**Data lines**
• • • • • • •

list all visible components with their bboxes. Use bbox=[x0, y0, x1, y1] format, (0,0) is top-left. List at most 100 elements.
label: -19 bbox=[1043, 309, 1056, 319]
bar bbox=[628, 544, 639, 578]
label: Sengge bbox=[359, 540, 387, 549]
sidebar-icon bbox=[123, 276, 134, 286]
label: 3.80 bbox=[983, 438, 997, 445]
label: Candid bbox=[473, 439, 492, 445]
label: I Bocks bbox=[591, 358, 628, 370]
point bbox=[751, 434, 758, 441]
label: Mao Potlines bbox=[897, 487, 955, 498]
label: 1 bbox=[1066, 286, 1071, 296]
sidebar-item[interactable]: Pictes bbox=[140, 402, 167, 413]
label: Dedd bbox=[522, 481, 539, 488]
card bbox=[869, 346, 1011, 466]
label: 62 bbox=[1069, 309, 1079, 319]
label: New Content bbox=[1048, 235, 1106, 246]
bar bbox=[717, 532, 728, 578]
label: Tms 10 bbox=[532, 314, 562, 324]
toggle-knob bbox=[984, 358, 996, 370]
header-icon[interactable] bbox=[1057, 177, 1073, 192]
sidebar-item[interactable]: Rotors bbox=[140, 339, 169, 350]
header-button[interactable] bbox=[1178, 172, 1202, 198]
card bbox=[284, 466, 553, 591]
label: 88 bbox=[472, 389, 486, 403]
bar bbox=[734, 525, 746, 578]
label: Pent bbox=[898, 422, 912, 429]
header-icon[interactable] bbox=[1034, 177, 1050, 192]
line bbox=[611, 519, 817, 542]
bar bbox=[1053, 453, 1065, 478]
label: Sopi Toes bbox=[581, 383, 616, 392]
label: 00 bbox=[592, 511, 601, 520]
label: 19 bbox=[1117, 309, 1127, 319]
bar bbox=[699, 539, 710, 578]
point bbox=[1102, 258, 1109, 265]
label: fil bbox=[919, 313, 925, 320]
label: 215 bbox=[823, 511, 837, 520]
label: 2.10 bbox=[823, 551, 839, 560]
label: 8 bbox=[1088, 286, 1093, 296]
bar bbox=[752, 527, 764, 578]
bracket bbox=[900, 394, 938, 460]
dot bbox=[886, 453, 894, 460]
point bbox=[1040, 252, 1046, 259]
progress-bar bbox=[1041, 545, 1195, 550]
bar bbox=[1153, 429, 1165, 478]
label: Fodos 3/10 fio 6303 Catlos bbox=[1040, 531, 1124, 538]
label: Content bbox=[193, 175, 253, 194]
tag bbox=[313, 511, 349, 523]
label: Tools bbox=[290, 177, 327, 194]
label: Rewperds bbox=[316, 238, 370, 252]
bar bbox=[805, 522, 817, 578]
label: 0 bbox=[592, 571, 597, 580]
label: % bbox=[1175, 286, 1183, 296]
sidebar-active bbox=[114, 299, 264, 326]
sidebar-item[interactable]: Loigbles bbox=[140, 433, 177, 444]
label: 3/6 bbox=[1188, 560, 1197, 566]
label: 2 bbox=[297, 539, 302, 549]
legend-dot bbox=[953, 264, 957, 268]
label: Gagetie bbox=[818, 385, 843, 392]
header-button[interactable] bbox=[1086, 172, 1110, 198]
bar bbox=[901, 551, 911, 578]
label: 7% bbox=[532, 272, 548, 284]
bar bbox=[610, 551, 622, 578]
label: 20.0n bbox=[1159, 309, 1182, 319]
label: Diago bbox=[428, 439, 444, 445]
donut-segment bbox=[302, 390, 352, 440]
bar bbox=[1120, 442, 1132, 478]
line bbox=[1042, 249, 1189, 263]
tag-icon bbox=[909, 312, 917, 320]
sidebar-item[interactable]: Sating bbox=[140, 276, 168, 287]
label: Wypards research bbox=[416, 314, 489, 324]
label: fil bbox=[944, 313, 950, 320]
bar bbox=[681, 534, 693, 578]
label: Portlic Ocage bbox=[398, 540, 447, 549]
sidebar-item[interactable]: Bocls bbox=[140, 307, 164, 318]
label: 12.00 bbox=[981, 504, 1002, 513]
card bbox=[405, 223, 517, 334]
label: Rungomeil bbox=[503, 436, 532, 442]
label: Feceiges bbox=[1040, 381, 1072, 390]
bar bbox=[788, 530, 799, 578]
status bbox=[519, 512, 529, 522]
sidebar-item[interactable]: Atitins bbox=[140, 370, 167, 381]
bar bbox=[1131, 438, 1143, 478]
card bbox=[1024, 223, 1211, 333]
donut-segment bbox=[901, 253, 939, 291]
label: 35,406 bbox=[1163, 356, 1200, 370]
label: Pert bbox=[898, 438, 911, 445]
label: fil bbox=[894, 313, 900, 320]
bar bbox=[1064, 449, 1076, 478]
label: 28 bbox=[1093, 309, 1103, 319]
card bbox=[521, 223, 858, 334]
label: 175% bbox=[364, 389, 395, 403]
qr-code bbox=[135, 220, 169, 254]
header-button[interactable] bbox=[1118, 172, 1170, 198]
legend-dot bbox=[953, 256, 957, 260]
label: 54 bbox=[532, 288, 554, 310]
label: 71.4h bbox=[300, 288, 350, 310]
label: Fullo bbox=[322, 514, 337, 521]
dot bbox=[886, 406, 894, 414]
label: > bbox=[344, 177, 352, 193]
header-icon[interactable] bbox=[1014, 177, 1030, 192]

• • • • • • •

**Requirement**
Return each of the items above verbatim, in their original order, with no line left out or altered.

**Exercise response**
list all visible components with their bboxes. Use bbox=[x0, y0, x1, y1] format, (0,0) is top-left. List at most 100 elements.
label: -19 bbox=[1043, 309, 1056, 319]
bar bbox=[628, 544, 639, 578]
label: Sengge bbox=[359, 540, 387, 549]
sidebar-icon bbox=[123, 276, 134, 286]
label: 3.80 bbox=[983, 438, 997, 445]
label: Candid bbox=[473, 439, 492, 445]
label: I Bocks bbox=[591, 358, 628, 370]
point bbox=[751, 434, 758, 441]
label: Mao Potlines bbox=[897, 487, 955, 498]
label: 1 bbox=[1066, 286, 1071, 296]
sidebar-item[interactable]: Pictes bbox=[140, 402, 167, 413]
label: Dedd bbox=[522, 481, 539, 488]
card bbox=[869, 346, 1011, 466]
label: 62 bbox=[1069, 309, 1079, 319]
label: New Content bbox=[1048, 235, 1106, 246]
bar bbox=[717, 532, 728, 578]
label: Tms 10 bbox=[532, 314, 562, 324]
toggle-knob bbox=[984, 358, 996, 370]
header-icon[interactable] bbox=[1057, 177, 1073, 192]
sidebar-item[interactable]: Rotors bbox=[140, 339, 169, 350]
header-button[interactable] bbox=[1178, 172, 1202, 198]
card bbox=[284, 466, 553, 591]
label: 88 bbox=[472, 389, 486, 403]
bar bbox=[734, 525, 746, 578]
label: Pent bbox=[898, 422, 912, 429]
header-icon[interactable] bbox=[1034, 177, 1050, 192]
line bbox=[611, 519, 817, 542]
bar bbox=[1053, 453, 1065, 478]
label: Sopi Toes bbox=[581, 383, 616, 392]
label: 00 bbox=[592, 511, 601, 520]
label: 19 bbox=[1117, 309, 1127, 319]
bar bbox=[699, 539, 710, 578]
point bbox=[1102, 258, 1109, 265]
label: fil bbox=[919, 313, 925, 320]
label: 215 bbox=[823, 511, 837, 520]
label: 2.10 bbox=[823, 551, 839, 560]
label: 8 bbox=[1088, 286, 1093, 296]
bar bbox=[752, 527, 764, 578]
bracket bbox=[900, 394, 938, 460]
dot bbox=[886, 453, 894, 460]
point bbox=[1040, 252, 1046, 259]
progress-bar bbox=[1041, 545, 1195, 550]
bar bbox=[1153, 429, 1165, 478]
label: Fodos 3/10 fio 6303 Catlos bbox=[1040, 531, 1124, 538]
label: Content bbox=[193, 175, 253, 194]
tag bbox=[313, 511, 349, 523]
label: Tools bbox=[290, 177, 327, 194]
label: Rewperds bbox=[316, 238, 370, 252]
bar bbox=[805, 522, 817, 578]
label: 0 bbox=[592, 571, 597, 580]
label: % bbox=[1175, 286, 1183, 296]
sidebar-active bbox=[114, 299, 264, 326]
sidebar-item[interactable]: Loigbles bbox=[140, 433, 177, 444]
label: 3/6 bbox=[1188, 560, 1197, 566]
label: 2 bbox=[297, 539, 302, 549]
legend-dot bbox=[953, 264, 957, 268]
label: Gagetie bbox=[818, 385, 843, 392]
header-button[interactable] bbox=[1086, 172, 1110, 198]
bar bbox=[901, 551, 911, 578]
label: 7% bbox=[532, 272, 548, 284]
bar bbox=[610, 551, 622, 578]
label: 20.0n bbox=[1159, 309, 1182, 319]
label: Diago bbox=[428, 439, 444, 445]
donut-segment bbox=[302, 390, 352, 440]
bar bbox=[1120, 442, 1132, 478]
line bbox=[1042, 249, 1189, 263]
tag-icon bbox=[909, 312, 917, 320]
sidebar-item[interactable]: Sating bbox=[140, 276, 168, 287]
label: Wypards research bbox=[416, 314, 489, 324]
label: fil bbox=[944, 313, 950, 320]
bar bbox=[681, 534, 693, 578]
label: Portlic Ocage bbox=[398, 540, 447, 549]
sidebar-item[interactable]: Bocls bbox=[140, 307, 164, 318]
label: 12.00 bbox=[981, 504, 1002, 513]
card bbox=[405, 223, 517, 334]
label: Rungomeil bbox=[503, 436, 532, 442]
label: Feceiges bbox=[1040, 381, 1072, 390]
bar bbox=[788, 530, 799, 578]
status bbox=[519, 512, 529, 522]
sidebar-item[interactable]: Atitins bbox=[140, 370, 167, 381]
bar bbox=[1131, 438, 1143, 478]
card bbox=[1024, 223, 1211, 333]
donut-segment bbox=[901, 253, 939, 291]
label: 35,406 bbox=[1163, 356, 1200, 370]
label: Pert bbox=[898, 438, 911, 445]
label: fil bbox=[894, 313, 900, 320]
bar bbox=[1064, 449, 1076, 478]
label: 28 bbox=[1093, 309, 1103, 319]
card bbox=[521, 223, 858, 334]
label: 175% bbox=[364, 389, 395, 403]
qr-code bbox=[135, 220, 169, 254]
header-button[interactable] bbox=[1118, 172, 1170, 198]
legend-dot bbox=[953, 256, 957, 260]
label: 54 bbox=[532, 288, 554, 310]
label: 71.4h bbox=[300, 288, 350, 310]
label: Fullo bbox=[322, 514, 337, 521]
dot bbox=[886, 406, 894, 414]
label: > bbox=[344, 177, 352, 193]
header-icon[interactable] bbox=[1014, 177, 1030, 192]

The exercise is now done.